## Instructions to follow
Pull every line that holds the word "contains" from the entries.

## Excerpted records

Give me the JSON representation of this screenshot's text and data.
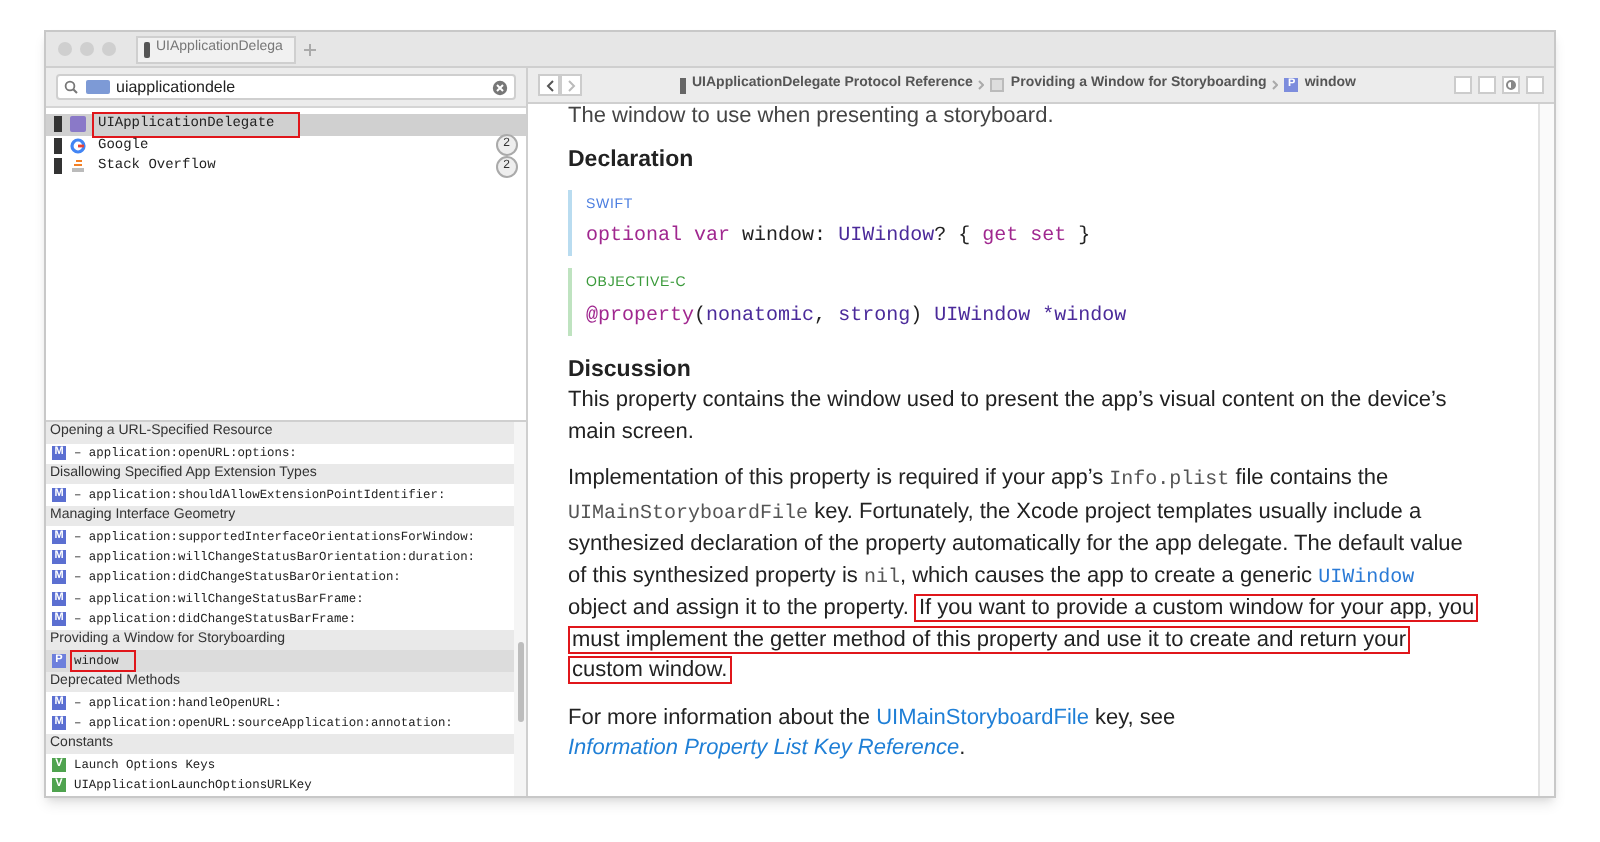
{
  "tab": {
    "title": "UIApplicationDelega"
  },
  "search": {
    "value": "uiapplicationdele"
  },
  "results": [
    {
      "title": "UIApplicationDelegate",
      "kind": "protocol",
      "selected": true,
      "annotated": true
    },
    {
      "title": "Google",
      "kind": "google",
      "count": "2",
      "selected": false,
      "annotated": false
    },
    {
      "title": "Stack Overflow",
      "kind": "stack",
      "count": "2",
      "selected": false,
      "annotated": false
    }
  ],
  "outline": [
    {
      "header": "Opening a URL-Specified Resource",
      "items": [
        {
          "kind": "method",
          "badge": "M",
          "text": "– application:openURL:options:",
          "selected": false,
          "annotated": false
        }
      ]
    },
    {
      "header": "Disallowing Specified App Extension Types",
      "items": [
        {
          "kind": "method",
          "badge": "M",
          "text": "– application:shouldAllowExtensionPointIdentifier:",
          "selected": false,
          "annotated": false
        }
      ]
    },
    {
      "header": "Managing Interface Geometry",
      "items": [
        {
          "kind": "method",
          "badge": "M",
          "text": "– application:supportedInterfaceOrientationsForWindow:",
          "selected": false,
          "annotated": false
        },
        {
          "kind": "method",
          "badge": "M",
          "text": "– application:willChangeStatusBarOrientation:duration:",
          "selected": false,
          "annotated": false
        },
        {
          "kind": "method",
          "badge": "M",
          "text": "– application:didChangeStatusBarOrientation:",
          "selected": false,
          "annotated": false
        },
        {
          "kind": "method",
          "badge": "M",
          "text": "– application:willChangeStatusBarFrame:",
          "selected": false,
          "annotated": false
        },
        {
          "kind": "method",
          "badge": "M",
          "text": "– application:didChangeStatusBarFrame:",
          "selected": false,
          "annotated": false
        }
      ]
    },
    {
      "header": "Providing a Window for Storyboarding",
      "items": [
        {
          "kind": "property",
          "badge": "P",
          "text": "window",
          "selected": true,
          "annotated": true
        }
      ]
    },
    {
      "header": "Deprecated Methods",
      "items": [
        {
          "kind": "method",
          "badge": "M",
          "text": "– application:handleOpenURL:",
          "selected": false,
          "annotated": false
        },
        {
          "kind": "method",
          "badge": "M",
          "text": "– application:openURL:sourceApplication:annotation:",
          "selected": false,
          "annotated": false
        }
      ]
    },
    {
      "header": "Constants",
      "items": [
        {
          "kind": "constant",
          "badge": "V",
          "text": "Launch Options Keys",
          "selected": false,
          "annotated": false
        },
        {
          "kind": "constant",
          "badge": "V",
          "text": "UIApplicationLaunchOptionsURLKey",
          "selected": false,
          "annotated": false
        }
      ]
    }
  ],
  "breadcrumb": [
    {
      "kind": "book",
      "text": "UIApplicationDelegate Protocol Reference"
    },
    {
      "kind": "doc",
      "text": "Providing a Window for Storyboarding"
    },
    {
      "kind": "property",
      "badge": "P",
      "text": "window"
    }
  ],
  "content": {
    "cut_line": "The window to use when presenting a storyboard.",
    "declaration_heading": "Declaration",
    "code_blocks": [
      {
        "kind": "swift",
        "language": "SWIFT",
        "tokens": [
          {
            "kind": "kw",
            "text": "optional var"
          },
          {
            "kind": "plain",
            "text": "window:"
          },
          {
            "kind": "type",
            "text": "UIWindow"
          },
          {
            "kind": "plain",
            "text": "? {"
          },
          {
            "kind": "kw",
            "text": "get set"
          },
          {
            "kind": "plain",
            "text": "}"
          }
        ]
      },
      {
        "kind": "objc",
        "language": "OBJECTIVE-C",
        "tokens": [
          {
            "kind": "kw",
            "text": "@property"
          },
          {
            "kind": "plain",
            "text": "("
          },
          {
            "kind": "type",
            "text": "nonatomic"
          },
          {
            "kind": "plain",
            "text": ","
          },
          {
            "kind": "type",
            "text": "strong"
          },
          {
            "kind": "plain",
            "text": ")"
          },
          {
            "kind": "type",
            "text": "UIWindow *window"
          }
        ]
      }
    ],
    "discussion_heading": "Discussion",
    "paragraphs": [
      [
        {
          "kind": "text",
          "text": "This property contains the window used to present the app’s visual content on the device’s main screen."
        }
      ],
      [
        {
          "kind": "text",
          "text": "Implementation of this property is required if your app’s "
        },
        {
          "kind": "code",
          "text": "Info.plist"
        },
        {
          "kind": "text",
          "text": " file contains the "
        },
        {
          "kind": "code",
          "text": "UIMainStoryboardFile"
        },
        {
          "kind": "text",
          "text": " key. Fortunately, the Xcode project templates usually include a synthesized declaration of the property automatically for the app delegate. The default value of this synthesized property is "
        },
        {
          "kind": "code",
          "text": "nil"
        },
        {
          "kind": "text",
          "text": ", which causes the app to create a generic "
        },
        {
          "kind": "codelink",
          "text": "UIWindow"
        },
        {
          "kind": "text",
          "text": " object and assign it to the property. "
        },
        {
          "kind": "annotated",
          "text": "If you want to provide a custom window for your app, you must implement the getter method of this property and use it to create and return your custom window."
        }
      ],
      [
        {
          "kind": "text",
          "text": "For more information about the "
        },
        {
          "kind": "link",
          "text": "UIMainStoryboardFile"
        },
        {
          "kind": "text",
          "text": " key, see "
        },
        {
          "kind": "doclink",
          "text": "Information Property List Key Reference"
        },
        {
          "kind": "text",
          "text": "."
        }
      ]
    ]
  }
}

## Complete answer
          "text": "This property contains the window used to present the app’s visual content on the device’s main screen."
          "text": " file contains the "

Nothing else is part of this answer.